[start]
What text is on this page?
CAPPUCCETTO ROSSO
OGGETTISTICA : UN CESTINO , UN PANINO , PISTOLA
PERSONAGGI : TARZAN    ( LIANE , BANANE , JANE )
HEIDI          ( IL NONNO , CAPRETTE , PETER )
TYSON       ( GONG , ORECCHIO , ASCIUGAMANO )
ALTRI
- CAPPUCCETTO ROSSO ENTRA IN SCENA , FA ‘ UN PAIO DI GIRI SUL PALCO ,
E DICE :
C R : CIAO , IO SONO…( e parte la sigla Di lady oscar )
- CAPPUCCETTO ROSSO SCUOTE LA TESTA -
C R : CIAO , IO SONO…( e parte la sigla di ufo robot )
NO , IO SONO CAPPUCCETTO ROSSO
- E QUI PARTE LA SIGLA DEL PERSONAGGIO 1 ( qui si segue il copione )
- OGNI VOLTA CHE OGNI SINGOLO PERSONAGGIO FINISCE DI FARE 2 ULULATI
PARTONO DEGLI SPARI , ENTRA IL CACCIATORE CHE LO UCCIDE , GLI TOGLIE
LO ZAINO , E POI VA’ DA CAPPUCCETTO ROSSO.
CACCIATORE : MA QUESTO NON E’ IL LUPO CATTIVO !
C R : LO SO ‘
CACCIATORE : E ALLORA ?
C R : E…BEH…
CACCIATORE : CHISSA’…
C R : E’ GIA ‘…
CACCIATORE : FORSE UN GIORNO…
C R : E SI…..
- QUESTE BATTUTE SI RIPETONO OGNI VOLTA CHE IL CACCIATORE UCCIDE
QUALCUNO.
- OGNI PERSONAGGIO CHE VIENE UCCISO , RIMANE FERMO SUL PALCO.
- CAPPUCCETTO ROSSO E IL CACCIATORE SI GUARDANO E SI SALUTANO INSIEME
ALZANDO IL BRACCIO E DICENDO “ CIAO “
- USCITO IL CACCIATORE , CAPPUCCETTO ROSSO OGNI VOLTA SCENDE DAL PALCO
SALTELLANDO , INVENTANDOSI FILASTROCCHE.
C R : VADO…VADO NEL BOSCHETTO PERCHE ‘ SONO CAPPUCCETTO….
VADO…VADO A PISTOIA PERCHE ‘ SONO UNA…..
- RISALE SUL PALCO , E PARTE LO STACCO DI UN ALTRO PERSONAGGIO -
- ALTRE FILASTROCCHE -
[end]
Repeat the data in its entirety, character for character.

What text is on this page?
CAPPUCCETTO ROSSO
OGGETTISTICA : UN CESTINO , UN PANINO , PISTOLA
PERSONAGGI : TARZAN    ( LIANE , BANANE , JANE )
HEIDI          ( IL NONNO , CAPRETTE , PETER )
TYSON       ( GONG , ORECCHIO , ASCIUGAMANO )
ALTRI
- CAPPUCCETTO ROSSO ENTRA IN SCENA , FA ‘ UN PAIO DI GIRI SUL PALCO ,
E DICE :
C R : CIAO , IO SONO…( e parte la sigla Di lady oscar )
- CAPPUCCETTO ROSSO SCUOTE LA TESTA -
C R : CIAO , IO SONO…( e parte la sigla di ufo robot )
NO , IO SONO CAPPUCCETTO ROSSO
- E QUI PARTE LA SIGLA DEL PERSONAGGIO 1 ( qui si segue il copione )
- OGNI VOLTA CHE OGNI SINGOLO PERSONAGGIO FINISCE DI FARE 2 ULULATI
PARTONO DEGLI SPARI , ENTRA IL CACCIATORE CHE LO UCCIDE , GLI TOGLIE
LO ZAINO , E POI VA’ DA CAPPUCCETTO ROSSO.
CACCIATORE : MA QUESTO NON E’ IL LUPO CATTIVO !
C R : LO SO ‘
CACCIATORE : E ALLORA ?
C R : E…BEH…
CACCIATORE : CHISSA’…
C R : E’ GIA ‘…
CACCIATORE : FORSE UN GIORNO…
C R : E SI…..
- QUESTE BATTUTE SI RIPETONO OGNI VOLTA CHE IL CACCIATORE UCCIDE
QUALCUNO.
- OGNI PERSONAGGIO CHE VIENE UCCISO , RIMANE FERMO SUL PALCO.
- CAPPUCCETTO ROSSO E IL CACCIATORE SI GUARDANO E SI SALUTANO INSIEME
ALZANDO IL BRACCIO E DICENDO “ CIAO “
- USCITO IL CACCIATORE , CAPPUCCETTO ROSSO OGNI VOLTA SCENDE DAL PALCO
SALTELLANDO , INVENTANDOSI FILASTROCCHE.
C R : VADO…VADO NEL BOSCHETTO PERCHE ‘ SONO CAPPUCCETTO….
VADO…VADO A PISTOIA PERCHE ‘ SONO UNA…..
- RISALE SUL PALCO , E PARTE LO STACCO DI UN ALTRO PERSONAGGIO -
- ALTRE FILASTROCCHE -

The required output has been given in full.